┌──

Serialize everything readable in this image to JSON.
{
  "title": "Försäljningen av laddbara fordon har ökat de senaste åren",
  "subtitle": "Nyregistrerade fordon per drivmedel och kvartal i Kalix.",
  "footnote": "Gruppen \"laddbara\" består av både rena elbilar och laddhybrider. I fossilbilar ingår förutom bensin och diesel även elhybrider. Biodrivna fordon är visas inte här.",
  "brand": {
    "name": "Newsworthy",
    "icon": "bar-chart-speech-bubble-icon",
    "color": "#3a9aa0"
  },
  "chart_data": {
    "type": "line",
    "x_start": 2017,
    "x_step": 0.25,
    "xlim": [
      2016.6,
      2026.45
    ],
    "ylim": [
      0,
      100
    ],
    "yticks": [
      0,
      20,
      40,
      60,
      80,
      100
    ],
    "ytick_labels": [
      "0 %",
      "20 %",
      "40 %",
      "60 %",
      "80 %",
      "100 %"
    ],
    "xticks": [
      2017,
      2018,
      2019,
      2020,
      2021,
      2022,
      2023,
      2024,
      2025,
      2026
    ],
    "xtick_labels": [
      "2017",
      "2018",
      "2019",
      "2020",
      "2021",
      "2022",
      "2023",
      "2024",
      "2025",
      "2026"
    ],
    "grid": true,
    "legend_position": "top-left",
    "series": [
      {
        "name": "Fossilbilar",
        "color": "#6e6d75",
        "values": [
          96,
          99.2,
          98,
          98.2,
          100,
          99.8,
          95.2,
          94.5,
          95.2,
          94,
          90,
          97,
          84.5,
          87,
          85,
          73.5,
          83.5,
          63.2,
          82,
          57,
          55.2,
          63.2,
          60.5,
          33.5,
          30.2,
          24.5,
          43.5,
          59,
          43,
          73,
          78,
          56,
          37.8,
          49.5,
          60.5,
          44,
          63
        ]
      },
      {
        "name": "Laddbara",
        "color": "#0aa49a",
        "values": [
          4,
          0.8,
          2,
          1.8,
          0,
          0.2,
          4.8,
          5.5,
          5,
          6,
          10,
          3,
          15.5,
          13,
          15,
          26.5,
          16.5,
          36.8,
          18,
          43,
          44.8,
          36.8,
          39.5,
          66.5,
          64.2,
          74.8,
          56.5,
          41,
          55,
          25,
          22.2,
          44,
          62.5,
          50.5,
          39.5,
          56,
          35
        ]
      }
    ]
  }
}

└──

Gather all lines from the records above in which "fordon" appears.

■ Answer
  "title": "Försäljningen av laddbara fordon har ökat de senaste åren",
  "subtitle": "Nyregistrerade fordon per drivmedel och kvartal i Kalix.",
  "footnote": "Gruppen \"laddbara\" består av både rena elbilar och laddhybrider. I fossilbilar ingår förutom bensin och diesel även elhybrider. Biodrivna fordon är visas inte här.",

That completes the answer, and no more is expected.